**WHAT YOU NEED TO DO**
Each record must be retyped in full. No character may differ.

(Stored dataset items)
###

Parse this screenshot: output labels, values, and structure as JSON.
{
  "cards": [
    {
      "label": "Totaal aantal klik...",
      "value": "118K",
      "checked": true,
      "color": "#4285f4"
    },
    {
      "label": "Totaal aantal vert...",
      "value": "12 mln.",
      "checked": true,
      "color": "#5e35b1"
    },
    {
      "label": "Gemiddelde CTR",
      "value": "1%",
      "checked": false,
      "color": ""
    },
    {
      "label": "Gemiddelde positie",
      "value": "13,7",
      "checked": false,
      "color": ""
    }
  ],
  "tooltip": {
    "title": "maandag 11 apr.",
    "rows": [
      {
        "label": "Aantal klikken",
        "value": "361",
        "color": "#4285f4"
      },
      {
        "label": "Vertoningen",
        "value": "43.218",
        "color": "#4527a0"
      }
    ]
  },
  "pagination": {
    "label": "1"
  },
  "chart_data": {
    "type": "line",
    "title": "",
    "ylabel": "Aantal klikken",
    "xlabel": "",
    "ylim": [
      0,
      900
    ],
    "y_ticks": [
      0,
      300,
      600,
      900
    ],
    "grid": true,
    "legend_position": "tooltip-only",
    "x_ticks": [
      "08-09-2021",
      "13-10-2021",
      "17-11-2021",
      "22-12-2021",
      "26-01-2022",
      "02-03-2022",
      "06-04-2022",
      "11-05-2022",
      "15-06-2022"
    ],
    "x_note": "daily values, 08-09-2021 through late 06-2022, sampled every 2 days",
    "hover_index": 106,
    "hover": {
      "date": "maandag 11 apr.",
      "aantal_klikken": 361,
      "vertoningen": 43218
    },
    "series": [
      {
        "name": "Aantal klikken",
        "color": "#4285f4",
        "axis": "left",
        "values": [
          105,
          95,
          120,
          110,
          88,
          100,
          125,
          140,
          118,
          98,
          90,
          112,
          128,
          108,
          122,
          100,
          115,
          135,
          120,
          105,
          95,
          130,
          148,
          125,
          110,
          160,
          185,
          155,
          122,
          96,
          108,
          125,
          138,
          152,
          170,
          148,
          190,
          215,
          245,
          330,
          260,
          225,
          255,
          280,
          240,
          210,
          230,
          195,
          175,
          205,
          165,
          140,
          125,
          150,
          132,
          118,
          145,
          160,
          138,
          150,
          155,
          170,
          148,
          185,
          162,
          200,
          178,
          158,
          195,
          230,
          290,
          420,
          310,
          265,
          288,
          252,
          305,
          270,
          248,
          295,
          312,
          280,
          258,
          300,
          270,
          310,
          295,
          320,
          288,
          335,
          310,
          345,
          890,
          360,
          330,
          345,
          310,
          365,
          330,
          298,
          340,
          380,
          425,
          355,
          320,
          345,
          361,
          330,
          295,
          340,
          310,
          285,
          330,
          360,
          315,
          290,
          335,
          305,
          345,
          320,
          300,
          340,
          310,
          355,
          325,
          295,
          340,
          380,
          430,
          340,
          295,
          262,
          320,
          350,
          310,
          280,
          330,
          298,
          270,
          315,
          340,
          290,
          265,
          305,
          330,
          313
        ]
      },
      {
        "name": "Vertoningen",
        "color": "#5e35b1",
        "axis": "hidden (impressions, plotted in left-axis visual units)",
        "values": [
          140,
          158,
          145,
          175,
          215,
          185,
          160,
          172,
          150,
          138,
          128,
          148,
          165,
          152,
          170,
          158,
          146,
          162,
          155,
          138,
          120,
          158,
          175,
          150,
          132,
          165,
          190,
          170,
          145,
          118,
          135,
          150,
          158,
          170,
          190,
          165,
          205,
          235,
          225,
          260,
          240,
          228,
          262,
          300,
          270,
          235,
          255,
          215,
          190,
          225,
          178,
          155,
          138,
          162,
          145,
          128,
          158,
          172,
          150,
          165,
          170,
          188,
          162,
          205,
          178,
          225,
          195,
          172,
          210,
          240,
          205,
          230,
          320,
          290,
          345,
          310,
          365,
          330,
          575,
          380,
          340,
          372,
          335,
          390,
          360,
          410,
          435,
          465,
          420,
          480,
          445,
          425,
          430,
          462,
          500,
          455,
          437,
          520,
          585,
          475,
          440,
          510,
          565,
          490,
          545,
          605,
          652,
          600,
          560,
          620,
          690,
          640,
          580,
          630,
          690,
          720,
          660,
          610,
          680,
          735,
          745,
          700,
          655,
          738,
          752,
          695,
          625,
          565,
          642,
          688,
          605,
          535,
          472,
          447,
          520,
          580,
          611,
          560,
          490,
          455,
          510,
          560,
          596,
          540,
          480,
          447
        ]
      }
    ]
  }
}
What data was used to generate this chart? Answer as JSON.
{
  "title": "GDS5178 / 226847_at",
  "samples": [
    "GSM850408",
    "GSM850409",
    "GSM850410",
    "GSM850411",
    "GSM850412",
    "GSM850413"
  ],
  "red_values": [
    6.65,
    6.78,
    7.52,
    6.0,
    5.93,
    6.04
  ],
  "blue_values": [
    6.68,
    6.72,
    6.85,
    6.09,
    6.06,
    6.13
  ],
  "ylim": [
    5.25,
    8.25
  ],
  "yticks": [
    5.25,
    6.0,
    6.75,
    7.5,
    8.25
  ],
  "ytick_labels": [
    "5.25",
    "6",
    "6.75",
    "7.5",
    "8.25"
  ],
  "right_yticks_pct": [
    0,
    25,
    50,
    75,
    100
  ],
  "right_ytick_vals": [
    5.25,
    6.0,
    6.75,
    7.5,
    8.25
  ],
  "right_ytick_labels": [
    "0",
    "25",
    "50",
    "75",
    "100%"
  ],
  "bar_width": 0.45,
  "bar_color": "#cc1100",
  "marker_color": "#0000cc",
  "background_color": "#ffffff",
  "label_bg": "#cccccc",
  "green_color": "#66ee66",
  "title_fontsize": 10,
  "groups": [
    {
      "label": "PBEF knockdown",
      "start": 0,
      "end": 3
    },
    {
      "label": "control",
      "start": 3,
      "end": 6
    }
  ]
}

###

**RIGHT ANSWER**
Parse this screenshot: output labels, values, and structure as JSON.
{
  "cards": [
    {
      "label": "Totaal aantal klik...",
      "value": "118K",
      "checked": true,
      "color": "#4285f4"
    },
    {
      "label": "Totaal aantal vert...",
      "value": "12 mln.",
      "checked": true,
      "color": "#5e35b1"
    },
    {
      "label": "Gemiddelde CTR",
      "value": "1%",
      "checked": false,
      "color": ""
    },
    {
      "label": "Gemiddelde positie",
      "value": "13,7",
      "checked": false,
      "color": ""
    }
  ],
  "tooltip": {
    "title": "maandag 11 apr.",
    "rows": [
      {
        "label": "Aantal klikken",
        "value": "361",
        "color": "#4285f4"
      },
      {
        "label": "Vertoningen",
        "value": "43.218",
        "color": "#4527a0"
      }
    ]
  },
  "pagination": {
    "label": "1"
  },
  "chart_data": {
    "type": "line",
    "title": "",
    "ylabel": "Aantal klikken",
    "xlabel": "",
    "ylim": [
      0,
      900
    ],
    "y_ticks": [
      0,
      300,
      600,
      900
    ],
    "grid": true,
    "legend_position": "tooltip-only",
    "x_ticks": [
      "08-09-2021",
      "13-10-2021",
      "17-11-2021",
      "22-12-2021",
      "26-01-2022",
      "02-03-2022",
      "06-04-2022",
      "11-05-2022",
      "15-06-2022"
    ],
    "x_note": "daily values, 08-09-2021 through late 06-2022, sampled every 2 days",
    "hover_index": 106,
    "hover": {
      "date": "maandag 11 apr.",
      "aantal_klikken": 361,
      "vertoningen": 43218
    },
    "series": [
      {
        "name": "Aantal klikken",
        "color": "#4285f4",
        "axis": "left",
        "values": [
          105,
          95,
          120,
          110,
          88,
          100,
          125,
          140,
          118,
          98,
          90,
          112,
          128,
          108,
          122,
          100,
          115,
          135,
          120,
          105,
          95,
          130,
          148,
          125,
          110,
          160,
          185,
          155,
          122,
          96,
          108,
          125,
          138,
          152,
          170,
          148,
          190,
          215,
          245,
          330,
          260,
          225,
          255,
          280,
          240,
          210,
          230,
          195,
          175,
          205,
          165,
          140,
          125,
          150,
          132,
          118,
          145,
          160,
          138,
          150,
          155,
          170,
          148,
          185,
          162,
          200,
          178,
          158,
          195,
          230,
          290,
          420,
          310,
          265,
          288,
          252,
          305,
          270,
          248,
          295,
          312,
          280,
          258,
          300,
          270,
          310,
          295,
          320,
          288,
          335,
          310,
          345,
          890,
          360,
          330,
          345,
          310,
          365,
          330,
          298,
          340,
          380,
          425,
          355,
          320,
          345,
          361,
          330,
          295,
          340,
          310,
          285,
          330,
          360,
          315,
          290,
          335,
          305,
          345,
          320,
          300,
          340,
          310,
          355,
          325,
          295,
          340,
          380,
          430,
          340,
          295,
          262,
          320,
          350,
          310,
          280,
          330,
          298,
          270,
          315,
          340,
          290,
          265,
          305,
          330,
          313
        ]
      },
      {
        "name": "Vertoningen",
        "color": "#5e35b1",
        "axis": "hidden (impressions, plotted in left-axis visual units)",
        "values": [
          140,
          158,
          145,
          175,
          215,
          185,
          160,
          172,
          150,
          138,
          128,
          148,
          165,
          152,
          170,
          158,
          146,
          162,
          155,
          138,
          120,
          158,
          175,
          150,
          132,
          165,
          190,
          170,
          145,
          118,
          135,
          150,
          158,
          170,
          190,
          165,
          205,
          235,
          225,
          260,
          240,
          228,
          262,
          300,
          270,
          235,
          255,
          215,
          190,
          225,
          178,
          155,
          138,
          162,
          145,
          128,
          158,
          172,
          150,
          165,
          170,
          188,
          162,
          205,
          178,
          225,
          195,
          172,
          210,
          240,
          205,
          230,
          320,
          290,
          345,
          310,
          365,
          330,
          575,
          380,
          340,
          372,
          335,
          390,
          360,
          410,
          435,
          465,
          420,
          480,
          445,
          425,
          430,
          462,
          500,
          455,
          437,
          520,
          585,
          475,
          440,
          510,
          565,
          490,
          545,
          605,
          652,
          600,
          560,
          620,
          690,
          640,
          580,
          630,
          690,
          720,
          660,
          610,
          680,
          735,
          745,
          700,
          655,
          738,
          752,
          695,
          625,
          565,
          642,
          688,
          605,
          535,
          472,
          447,
          520,
          580,
          611,
          560,
          490,
          455,
          510,
          560,
          596,
          540,
          480,
          447
        ]
      }
    ]
  }
}
What data was used to generate this chart? Answer as JSON.
{
  "title": "GDS5178 / 226847_at",
  "samples": [
    "GSM850408",
    "GSM850409",
    "GSM850410",
    "GSM850411",
    "GSM850412",
    "GSM850413"
  ],
  "red_values": [
    6.65,
    6.78,
    7.52,
    6.0,
    5.93,
    6.04
  ],
  "blue_values": [
    6.68,
    6.72,
    6.85,
    6.09,
    6.06,
    6.13
  ],
  "ylim": [
    5.25,
    8.25
  ],
  "yticks": [
    5.25,
    6.0,
    6.75,
    7.5,
    8.25
  ],
  "ytick_labels": [
    "5.25",
    "6",
    "6.75",
    "7.5",
    "8.25"
  ],
  "right_yticks_pct": [
    0,
    25,
    50,
    75,
    100
  ],
  "right_ytick_vals": [
    5.25,
    6.0,
    6.75,
    7.5,
    8.25
  ],
  "right_ytick_labels": [
    "0",
    "25",
    "50",
    "75",
    "100%"
  ],
  "bar_width": 0.45,
  "bar_color": "#cc1100",
  "marker_color": "#0000cc",
  "background_color": "#ffffff",
  "label_bg": "#cccccc",
  "green_color": "#66ee66",
  "title_fontsize": 10,
  "groups": [
    {
      "label": "PBEF knockdown",
      "start": 0,
      "end": 3
    },
    {
      "label": "control",
      "start": 3,
      "end": 6
    }
  ]
}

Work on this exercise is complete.